## [TASK TO CARRY OUT]
Copy the records below exactly as they appear.

— BEGIN SUPPLIED DATA —

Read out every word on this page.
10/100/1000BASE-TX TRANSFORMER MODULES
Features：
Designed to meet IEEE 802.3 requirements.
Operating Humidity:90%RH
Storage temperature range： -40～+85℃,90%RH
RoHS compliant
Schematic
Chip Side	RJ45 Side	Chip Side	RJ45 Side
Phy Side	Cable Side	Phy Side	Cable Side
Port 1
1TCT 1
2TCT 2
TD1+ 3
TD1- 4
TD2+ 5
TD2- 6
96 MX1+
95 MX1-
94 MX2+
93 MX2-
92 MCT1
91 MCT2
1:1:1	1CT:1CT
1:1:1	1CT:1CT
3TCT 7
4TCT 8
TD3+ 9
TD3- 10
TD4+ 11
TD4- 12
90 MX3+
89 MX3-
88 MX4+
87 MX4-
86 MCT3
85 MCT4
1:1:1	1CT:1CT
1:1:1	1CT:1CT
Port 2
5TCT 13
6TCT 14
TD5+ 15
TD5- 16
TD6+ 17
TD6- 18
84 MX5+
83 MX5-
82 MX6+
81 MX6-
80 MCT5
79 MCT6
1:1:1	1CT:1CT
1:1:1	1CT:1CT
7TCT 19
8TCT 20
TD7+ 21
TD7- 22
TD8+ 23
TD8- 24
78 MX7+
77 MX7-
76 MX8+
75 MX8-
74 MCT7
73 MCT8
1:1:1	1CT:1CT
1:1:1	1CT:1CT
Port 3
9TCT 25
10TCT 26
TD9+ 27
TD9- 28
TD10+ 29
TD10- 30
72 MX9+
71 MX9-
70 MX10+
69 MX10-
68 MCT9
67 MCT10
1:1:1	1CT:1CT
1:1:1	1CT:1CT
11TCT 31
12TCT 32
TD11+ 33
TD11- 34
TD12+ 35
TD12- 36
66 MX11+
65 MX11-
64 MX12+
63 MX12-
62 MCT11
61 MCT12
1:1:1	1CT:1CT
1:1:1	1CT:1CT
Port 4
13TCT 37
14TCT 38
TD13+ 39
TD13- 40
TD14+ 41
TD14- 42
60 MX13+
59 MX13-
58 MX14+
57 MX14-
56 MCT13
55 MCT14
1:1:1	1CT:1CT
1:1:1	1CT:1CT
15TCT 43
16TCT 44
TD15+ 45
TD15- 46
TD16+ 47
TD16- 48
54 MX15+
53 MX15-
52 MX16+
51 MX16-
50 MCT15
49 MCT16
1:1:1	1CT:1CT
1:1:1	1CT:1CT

— END SUPPLIED DATA —

## [RESULT]
Read out every word on this page.
10/100/1000BASE-TX TRANSFORMER MODULES
Features：
Designed to meet IEEE 802.3 requirements.
Operating Humidity:90%RH
Storage temperature range： -40～+85℃,90%RH
RoHS compliant
Schematic
Chip Side	RJ45 Side	Chip Side	RJ45 Side
Phy Side	Cable Side	Phy Side	Cable Side
Port 1
1TCT 1
2TCT 2
TD1+ 3
TD1- 4
TD2+ 5
TD2- 6
96 MX1+
95 MX1-
94 MX2+
93 MX2-
92 MCT1
91 MCT2
1:1:1	1CT:1CT
1:1:1	1CT:1CT
3TCT 7
4TCT 8
TD3+ 9
TD3- 10
TD4+ 11
TD4- 12
90 MX3+
89 MX3-
88 MX4+
87 MX4-
86 MCT3
85 MCT4
1:1:1	1CT:1CT
1:1:1	1CT:1CT
Port 2
5TCT 13
6TCT 14
TD5+ 15
TD5- 16
TD6+ 17
TD6- 18
84 MX5+
83 MX5-
82 MX6+
81 MX6-
80 MCT5
79 MCT6
1:1:1	1CT:1CT
1:1:1	1CT:1CT
7TCT 19
8TCT 20
TD7+ 21
TD7- 22
TD8+ 23
TD8- 24
78 MX7+
77 MX7-
76 MX8+
75 MX8-
74 MCT7
73 MCT8
1:1:1	1CT:1CT
1:1:1	1CT:1CT
Port 3
9TCT 25
10TCT 26
TD9+ 27
TD9- 28
TD10+ 29
TD10- 30
72 MX9+
71 MX9-
70 MX10+
69 MX10-
68 MCT9
67 MCT10
1:1:1	1CT:1CT
1:1:1	1CT:1CT
11TCT 31
12TCT 32
TD11+ 33
TD11- 34
TD12+ 35
TD12- 36
66 MX11+
65 MX11-
64 MX12+
63 MX12-
62 MCT11
61 MCT12
1:1:1	1CT:1CT
1:1:1	1CT:1CT
Port 4
13TCT 37
14TCT 38
TD13+ 39
TD13- 40
TD14+ 41
TD14- 42
60 MX13+
59 MX13-
58 MX14+
57 MX14-
56 MCT13
55 MCT14
1:1:1	1CT:1CT
1:1:1	1CT:1CT
15TCT 43
16TCT 44
TD15+ 45
TD15- 46
TD16+ 47
TD16- 48
54 MX15+
53 MX15-
52 MX16+
51 MX16-
50 MCT15
49 MCT16
1:1:1	1CT:1CT
1:1:1	1CT:1CT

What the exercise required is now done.